SOURCE DOCUMENT
- - - - -

There are of course numerous other ways we might think about the novel's realism. But these initial results suggest that the Wattian thesis about the novel's realism, understood here as a greater degree of both physicality and specificity, appears, in the first instance, less as a story of exceptionality and more as a regression to the norms of fictional discourse more generally. In the second instance, where the novel does become exceptional in its specificity, this occurs much later than has been traditionally argued. The novel's earlier quantitative rise in the late eighteenth and early nineteenth century appears to be marked instead by a higher deegree of conceptual sophistication and generality, the novel's love of abstraction, far more than its presentation of the world around it.39 As Matthew Erlin has argued, there is a philosophical dimension to the novel that is an important part of its history that we have so far overlooked.40 The scholarly emphasis on the realist novel's concretization has missed one of the primary ways through which novels have historically mattered as a form of writing, i.e. in their abstractness.

Figure 1. This graph measures the ratio of nouns identified as

Figure 1. This graph measures the ratio of nouns identified as "abstract" versus "physical entity" by WordNet classification.

Figure 2. This graph measures the percentage of words in one corpus that are hypernyms of words in the other corpus. A hypernym is a more abstract representation than its hyponym. Error bars have been removed because they are too narrow to visualize.

Figure 2. This graph measures the percentage of words in one corpus that are hypernyms of words in the other corpus. A hypernym is a more abstract representation than its hyponym. Error bars have been removed because they are too narrow to visualize.

- - - - -

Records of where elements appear
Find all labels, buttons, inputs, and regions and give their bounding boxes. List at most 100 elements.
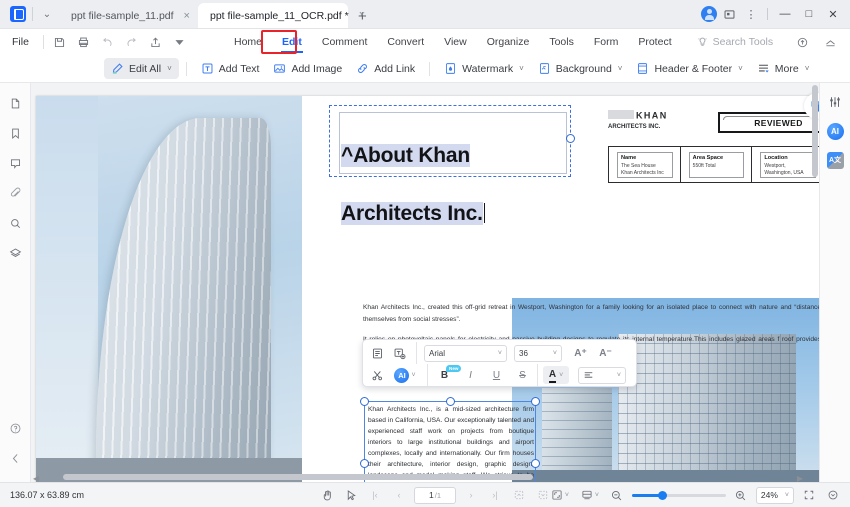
select-tool-icon[interactable]: [342, 486, 360, 504]
edit-all-button[interactable]: Edit All ˅: [104, 58, 179, 79]
tab-comment[interactable]: Comment: [312, 29, 378, 55]
paragraph-settings-button[interactable]: [368, 344, 387, 362]
vertical-scrollbar[interactable]: [812, 85, 818, 468]
italic-button[interactable]: I: [461, 366, 480, 384]
scroll-up-icon[interactable]: [510, 486, 528, 504]
chevron-down-icon[interactable]: ˅: [618, 64, 623, 73]
translate-button[interactable]: A文: [825, 150, 845, 170]
selected-textbox[interactable]: Khan Architects Inc., is a mid-sized arc…: [360, 397, 540, 482]
sidebar-item-comments[interactable]: [3, 151, 27, 175]
chevron-down-icon[interactable]: ˅: [559, 372, 563, 379]
file-menu-button[interactable]: File: [0, 36, 39, 48]
document-paragraph-1[interactable]: Khan Architects Inc., created this off-g…: [363, 302, 819, 325]
fullscreen-button[interactable]: [800, 486, 818, 504]
first-page-button[interactable]: |‹: [366, 486, 384, 504]
close-icon[interactable]: ×: [359, 10, 365, 21]
title-textbox-selection[interactable]: ^About Khan Architects Inc.: [329, 105, 575, 225]
scroll-left-arrow-icon[interactable]: ◀: [33, 474, 39, 482]
sidebar-item-search[interactable]: [3, 211, 27, 235]
resize-handle-tr[interactable]: [531, 397, 540, 406]
header-footer-button[interactable]: Header & Footer ˅: [629, 58, 749, 79]
help-circle-icon[interactable]: [3, 416, 27, 440]
maximize-button[interactable]: □: [798, 5, 820, 23]
tab-organize[interactable]: Organize: [477, 29, 540, 55]
prev-page-button[interactable]: ‹: [390, 486, 408, 504]
sidebar-item-thumbnails[interactable]: [3, 91, 27, 115]
add-image-button[interactable]: Add Image: [266, 58, 349, 79]
undo-icon[interactable]: [96, 31, 120, 53]
tab-form[interactable]: Form: [584, 29, 629, 55]
document-canvas[interactable]: KHAN ARCHITECTS INC. REVIEWED Name The S…: [31, 83, 819, 482]
chevron-double-down-icon[interactable]: ⌄: [39, 7, 55, 23]
chevron-down-icon[interactable]: ˅: [617, 372, 621, 379]
increase-font-size-button[interactable]: A⁺: [571, 344, 590, 362]
chevron-down-icon[interactable]: ˅: [738, 64, 743, 73]
share-icon[interactable]: [144, 31, 168, 53]
chevron-down-icon[interactable]: ˅: [167, 64, 172, 73]
horizontal-scrollbar[interactable]: [35, 474, 805, 480]
font-color-button[interactable]: A ˅: [543, 366, 569, 384]
ai-button[interactable]: AI ˅ New: [390, 365, 462, 384]
more-options-icon[interactable]: ⋮: [741, 5, 761, 23]
tab-document-1[interactable]: ppt file-sample_11.pdf ×: [59, 4, 198, 28]
resize-handle-right[interactable]: [566, 134, 575, 143]
minimize-button[interactable]: —: [774, 5, 796, 23]
properties-panel-sliders-icon[interactable]: [825, 92, 845, 112]
font-size-select[interactable]: 36 ˅: [514, 344, 562, 362]
decrease-font-size-button[interactable]: A⁻: [596, 344, 615, 362]
khan-logo[interactable]: KHAN ARCHITECTS INC.: [608, 109, 681, 133]
sidebar-item-layers[interactable]: [3, 241, 27, 265]
resize-handle-tl[interactable]: [360, 397, 369, 406]
user-avatar-icon[interactable]: [701, 6, 717, 22]
more-tools-button[interactable]: More ˅: [750, 58, 817, 79]
cut-button[interactable]: [368, 366, 387, 384]
quick-access-more-icon[interactable]: [168, 31, 192, 53]
chevron-down-icon[interactable]: ˅: [805, 64, 810, 73]
last-page-button[interactable]: ›|: [486, 486, 504, 504]
document-image-curved-building[interactable]: [36, 96, 302, 482]
window-snap-icon[interactable]: [719, 5, 739, 23]
selected-textbox-text[interactable]: Khan Architects Inc., is a mid-sized arc…: [368, 404, 534, 482]
chevron-down-icon[interactable]: ˅: [553, 350, 557, 357]
underline-button[interactable]: U: [487, 366, 506, 384]
text-align-select[interactable]: ˅: [578, 366, 626, 384]
add-text-button[interactable]: Add Text: [194, 58, 267, 79]
watermark-button[interactable]: Watermark ˅: [437, 58, 531, 79]
chevron-down-icon[interactable]: ˅: [519, 64, 524, 73]
tab-tools[interactable]: Tools: [539, 29, 584, 55]
title-text[interactable]: ^About Khan Architects Inc.: [341, 112, 573, 228]
close-icon[interactable]: ×: [184, 10, 190, 22]
tab-view[interactable]: View: [434, 29, 477, 55]
resize-handle-ml[interactable]: [360, 459, 369, 468]
background-button[interactable]: Background ˅: [531, 58, 630, 79]
zoom-out-button[interactable]: [608, 486, 626, 504]
floating-format-toolbar[interactable]: Arial ˅ 36 ˅ A⁺ A⁻ AI ˅ New B I U S A ˅ …: [362, 339, 637, 387]
chevron-down-icon[interactable]: ˅: [498, 350, 502, 357]
chevron-down-icon[interactable]: ˅: [785, 492, 789, 499]
page-fit-button[interactable]: ˅: [548, 486, 572, 504]
hand-tool-icon[interactable]: [318, 486, 336, 504]
print-icon[interactable]: [72, 31, 96, 53]
zoom-in-button[interactable]: [732, 486, 750, 504]
table-cell-area-space[interactable]: Area Space 550ft Total: [681, 147, 753, 182]
font-family-select[interactable]: Arial ˅: [424, 344, 507, 362]
tab-convert[interactable]: Convert: [377, 29, 434, 55]
cloud-upload-icon[interactable]: [790, 31, 814, 53]
zoom-level-select[interactable]: 24% ˅: [755, 486, 794, 504]
ai-assistant-button[interactable]: AI: [825, 121, 845, 141]
more-view-options-button[interactable]: [824, 486, 842, 504]
scroll-right-arrow-icon[interactable]: ▶: [797, 474, 803, 482]
table-cell-location[interactable]: Location Westport, Washington, USA: [752, 147, 819, 182]
zoom-slider[interactable]: [631, 490, 726, 500]
strikethrough-button[interactable]: S: [513, 366, 532, 384]
sidebar-collapse-chevron-left-icon[interactable]: [3, 446, 27, 470]
page-layout-button[interactable]: ˅: [578, 486, 602, 504]
search-tools[interactable]: Search Tools: [696, 36, 773, 49]
tab-protect[interactable]: Protect: [628, 29, 681, 55]
add-link-button[interactable]: Add Link: [349, 58, 422, 79]
table-cell-name[interactable]: Name The Sea House Khan Architects Inc: [609, 147, 681, 182]
sidebar-item-bookmarks[interactable]: [3, 121, 27, 145]
resize-handle-tc[interactable]: [446, 397, 455, 406]
sidebar-item-attachments[interactable]: [3, 181, 27, 205]
resize-handle-mr[interactable]: [531, 459, 540, 468]
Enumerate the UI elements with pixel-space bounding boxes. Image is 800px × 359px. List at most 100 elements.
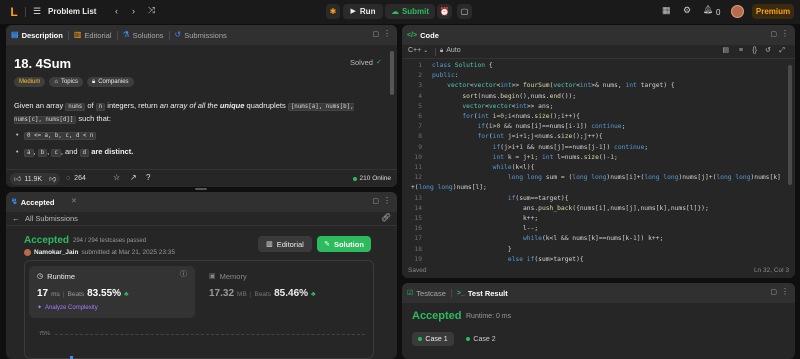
format-icon[interactable]: ≡ — [739, 47, 743, 54]
next-problem-icon[interactable]: › — [132, 7, 135, 16]
tab-accepted-label: Accepted — [20, 197, 55, 207]
runtime-header: ◷ Runtime — [37, 272, 75, 281]
maximize-icon[interactable]: ▢ — [770, 31, 777, 38]
line-number: 18 — [414, 245, 422, 253]
divider — [435, 48, 436, 56]
braces-icon[interactable]: {} — [752, 47, 757, 54]
line-number: 17 — [414, 235, 422, 243]
help-icon[interactable]: ? — [146, 174, 150, 182]
code-content[interactable]: class Solution { public: vector<vector<i… — [411, 61, 782, 263]
tab-solutions[interactable]: ⚗ Solutions — [118, 25, 169, 45]
tab-editorial[interactable]: ▥ Editorial — [69, 25, 117, 45]
code-line: public: — [432, 72, 459, 80]
tab-testcase-label: Testcase — [416, 288, 446, 298]
tab-submissions-label: Submissions — [184, 30, 227, 40]
submit-button[interactable]: ☁ Submit — [385, 4, 435, 19]
prev-problem-icon[interactable]: ‹ — [115, 7, 118, 16]
language-select[interactable]: C++ ⌄ — [408, 47, 428, 54]
problem-list-icon[interactable]: ☰ — [33, 7, 41, 16]
code-line: class Solution { — [432, 62, 493, 69]
maximize-icon[interactable]: ▢ — [770, 289, 777, 296]
tab-description[interactable]: ▤ Description — [6, 25, 68, 45]
topics-badge[interactable]: ⌂ Topics — [49, 77, 83, 87]
intro-text: integers, return — [105, 101, 160, 110]
runtime-beats: 83.55% — [87, 288, 122, 299]
share-icon[interactable]: ↗ — [130, 174, 137, 182]
debug-button[interactable]: ✱ — [326, 4, 340, 19]
link-icon[interactable]: 🔗︎ — [381, 214, 391, 222]
leetcode-logo-icon[interactable]: L — [8, 5, 20, 19]
settings-icon[interactable]: ⚙ — [683, 6, 691, 15]
autocomplete-toggle[interactable]: 🔒︎ Auto — [440, 47, 461, 54]
language-value: C++ — [408, 47, 422, 54]
fullscreen-icon[interactable]: ⤢ — [779, 47, 785, 54]
close-tab-icon[interactable]: ✕ — [71, 198, 77, 205]
solution-button[interactable]: ✎ Solution — [317, 236, 371, 252]
maximize-icon[interactable]: ▢ — [372, 198, 379, 205]
star-icon[interactable]: ☆ — [113, 174, 120, 182]
tab-test-result[interactable]: >_ Test Result — [452, 283, 513, 303]
more-icon[interactable]: ⋮ — [781, 288, 789, 296]
premium-button[interactable]: Premium — [752, 4, 794, 19]
memory-beats: 85.46% — [274, 288, 309, 299]
beats-label: Beats — [67, 291, 85, 298]
reset-icon[interactable]: ↺ — [765, 47, 771, 54]
clock-icon: ◷ — [37, 273, 44, 280]
bullet-2-and: , and — [60, 147, 80, 156]
shuffle-icon[interactable]: ⤨ — [148, 6, 155, 15]
editorial-button[interactable]: ▥ Editorial — [258, 236, 312, 252]
submission-status: Accepted — [24, 235, 70, 246]
comments-button[interactable]: ◌ 264 — [66, 175, 86, 182]
cursor-position: Ln 32, Col 3 — [753, 267, 789, 274]
case-2-label: Case 2 — [473, 335, 496, 343]
scrollbar[interactable] — [390, 51, 394, 95]
info-icon[interactable]: ⓘ — [180, 271, 187, 278]
case-2-tab[interactable]: Case 2 — [460, 332, 502, 346]
back-to-submissions[interactable]: ← All Submissions — [12, 214, 78, 223]
description-tabbar: ▤ Description ▥ Editorial ⚗ Solutions ↺ … — [6, 25, 397, 45]
editor-scrollbar[interactable] — [788, 65, 792, 185]
analyze-complexity[interactable]: ✦ Analyze Complexity — [37, 305, 98, 311]
topics-label: Topics — [60, 79, 78, 85]
accepted-panel: ↯ Accepted ✕ ▢ ⋮ ← All Submissions 🔗︎ Ac… — [6, 192, 397, 359]
comment-count: 264 — [74, 175, 86, 182]
memory-card[interactable]: ▣ Memory 17.32 MB | Beats 85.46% ♣ — [203, 266, 369, 318]
code-editor[interactable]: 1 2 3 4 5 6 7 8 9 10 11 12 13 14 15 16 17 18 19 class Solu… — [402, 61, 795, 263]
tab-submissions[interactable]: ↺ Submissions — [170, 25, 232, 45]
avatar[interactable] — [731, 5, 744, 18]
more-icon[interactable]: ⋮ — [383, 197, 391, 205]
layout-icon[interactable]: ▦ — [662, 6, 671, 15]
runtime-card[interactable]: ◷ Runtime ⓘ 17 ms | Beats 83.55% ♣ ✦ Ana… — [29, 266, 195, 318]
case-1-tab[interactable]: Case 1 — [412, 332, 454, 346]
companies-badge[interactable]: 🔒︎ Companies — [86, 77, 134, 87]
tab-code[interactable]: </> Code — [402, 25, 444, 45]
bookmark-icon[interactable]: ▤ — [722, 47, 729, 54]
more-icon[interactable]: ⋮ — [383, 30, 391, 38]
case-status-dot — [418, 337, 423, 341]
code-line: while(k<l && nums[k]==nums[k-1]) k++; — [523, 235, 664, 243]
line-number: 5 — [418, 102, 422, 110]
tab-testcase[interactable]: ☑ Testcase — [402, 283, 451, 303]
submitter-name[interactable]: Namokar_Jain — [34, 249, 78, 256]
difficulty-badge: Medium — [14, 77, 46, 87]
thumbs-down-icon[interactable]: 👎︎ — [49, 176, 56, 183]
maximize-icon[interactable]: ▢ — [372, 31, 379, 38]
notes-button[interactable]: ▢ — [457, 4, 472, 19]
tag-row: Medium ⌂ Topics 🔒︎ Companies — [14, 77, 134, 87]
tab-accepted[interactable]: ↯ Accepted — [6, 192, 59, 212]
history-icon: ↺ — [174, 30, 182, 39]
like-button[interactable]: 👍︎ 11.9K 👎︎ — [10, 173, 61, 185]
more-icon[interactable]: ⋮ — [781, 30, 789, 38]
code-line: if(sum==target){ — [507, 194, 569, 202]
line-number: 10 — [414, 153, 422, 161]
resize-handle[interactable] — [195, 188, 207, 190]
run-button[interactable]: ▶ Run — [343, 4, 383, 19]
fire-icon[interactable]: ♨ — [705, 6, 713, 15]
problem-statement: Given an array nums of n integers, retur… — [14, 100, 384, 126]
play-icon: ▶ — [350, 8, 356, 15]
submit-label: Submit — [401, 7, 430, 16]
problem-list-link[interactable]: Problem List — [48, 7, 96, 16]
mode-label: Auto — [446, 47, 461, 54]
line-number: 3 — [418, 82, 422, 90]
timer-button[interactable]: ⏰ — [437, 4, 452, 19]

- - - - -

TASK
List the qualities that the passage on the novel's realism says mark the novel's earlier quantitative rise in the late eighteenth and early nineteenth century.

FINAL ANSWER
- Conceptual sophistication
- Generality
- The novel's love of abstraction